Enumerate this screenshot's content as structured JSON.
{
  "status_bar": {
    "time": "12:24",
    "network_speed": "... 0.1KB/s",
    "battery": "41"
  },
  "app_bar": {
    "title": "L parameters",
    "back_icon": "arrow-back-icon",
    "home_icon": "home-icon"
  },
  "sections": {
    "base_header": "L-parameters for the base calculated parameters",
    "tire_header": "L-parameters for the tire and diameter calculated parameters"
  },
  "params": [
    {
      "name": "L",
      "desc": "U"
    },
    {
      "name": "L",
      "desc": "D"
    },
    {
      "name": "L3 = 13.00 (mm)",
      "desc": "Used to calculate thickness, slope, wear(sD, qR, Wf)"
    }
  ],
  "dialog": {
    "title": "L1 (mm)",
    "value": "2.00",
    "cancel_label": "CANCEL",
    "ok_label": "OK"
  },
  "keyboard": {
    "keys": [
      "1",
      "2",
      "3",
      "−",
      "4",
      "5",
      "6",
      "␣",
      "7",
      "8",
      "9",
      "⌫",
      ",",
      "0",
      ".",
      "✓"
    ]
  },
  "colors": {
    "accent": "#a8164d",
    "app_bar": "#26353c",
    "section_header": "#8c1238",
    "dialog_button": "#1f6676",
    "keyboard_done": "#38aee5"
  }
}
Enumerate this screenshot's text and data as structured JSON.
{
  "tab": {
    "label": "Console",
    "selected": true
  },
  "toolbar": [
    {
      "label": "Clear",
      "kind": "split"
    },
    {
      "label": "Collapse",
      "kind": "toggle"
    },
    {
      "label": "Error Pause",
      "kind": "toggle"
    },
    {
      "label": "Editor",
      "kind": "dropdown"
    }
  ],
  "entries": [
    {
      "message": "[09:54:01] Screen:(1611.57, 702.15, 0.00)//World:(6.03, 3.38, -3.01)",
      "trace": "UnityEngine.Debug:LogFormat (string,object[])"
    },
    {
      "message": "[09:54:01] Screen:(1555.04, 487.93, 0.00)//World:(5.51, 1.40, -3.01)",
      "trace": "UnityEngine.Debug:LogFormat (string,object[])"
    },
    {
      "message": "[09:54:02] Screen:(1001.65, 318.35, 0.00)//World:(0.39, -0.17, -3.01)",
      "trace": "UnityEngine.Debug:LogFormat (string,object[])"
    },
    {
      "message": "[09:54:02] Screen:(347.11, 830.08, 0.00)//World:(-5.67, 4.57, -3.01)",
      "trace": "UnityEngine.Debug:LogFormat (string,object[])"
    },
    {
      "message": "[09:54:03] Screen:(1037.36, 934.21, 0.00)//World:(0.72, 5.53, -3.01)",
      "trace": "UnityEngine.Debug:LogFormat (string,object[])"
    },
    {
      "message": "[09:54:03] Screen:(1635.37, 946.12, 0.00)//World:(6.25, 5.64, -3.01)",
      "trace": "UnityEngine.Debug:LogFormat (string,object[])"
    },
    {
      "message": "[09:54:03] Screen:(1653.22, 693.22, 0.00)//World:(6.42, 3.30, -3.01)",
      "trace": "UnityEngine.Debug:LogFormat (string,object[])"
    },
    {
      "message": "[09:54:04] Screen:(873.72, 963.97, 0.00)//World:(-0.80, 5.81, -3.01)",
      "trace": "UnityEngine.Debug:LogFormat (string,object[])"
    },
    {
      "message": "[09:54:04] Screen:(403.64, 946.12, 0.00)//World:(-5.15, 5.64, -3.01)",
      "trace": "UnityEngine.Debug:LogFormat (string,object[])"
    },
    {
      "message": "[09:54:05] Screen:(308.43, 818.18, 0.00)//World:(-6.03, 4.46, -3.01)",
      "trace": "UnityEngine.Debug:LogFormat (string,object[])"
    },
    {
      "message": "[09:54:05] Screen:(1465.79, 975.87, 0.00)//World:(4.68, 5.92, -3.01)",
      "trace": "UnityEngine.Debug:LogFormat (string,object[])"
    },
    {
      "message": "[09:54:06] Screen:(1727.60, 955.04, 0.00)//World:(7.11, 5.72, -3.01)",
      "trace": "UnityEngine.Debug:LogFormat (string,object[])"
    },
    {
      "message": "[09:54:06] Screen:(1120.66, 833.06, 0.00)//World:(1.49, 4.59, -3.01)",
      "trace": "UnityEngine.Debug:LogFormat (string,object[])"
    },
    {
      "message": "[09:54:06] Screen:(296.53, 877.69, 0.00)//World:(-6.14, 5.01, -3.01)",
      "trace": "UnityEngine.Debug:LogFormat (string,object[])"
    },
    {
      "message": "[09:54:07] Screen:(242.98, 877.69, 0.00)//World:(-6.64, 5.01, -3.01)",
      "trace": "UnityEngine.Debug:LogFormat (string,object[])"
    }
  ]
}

.....

— WHAT YOU NEED TO DO —
Look for lines containing the string "parameters" and copy them all.

— EXERCISE OUTPUT —
    "title": "L parameters",
    "base_header": "L-parameters for the base calculated parameters",
    "tire_header": "L-parameters for the tire and diameter calculated parameters"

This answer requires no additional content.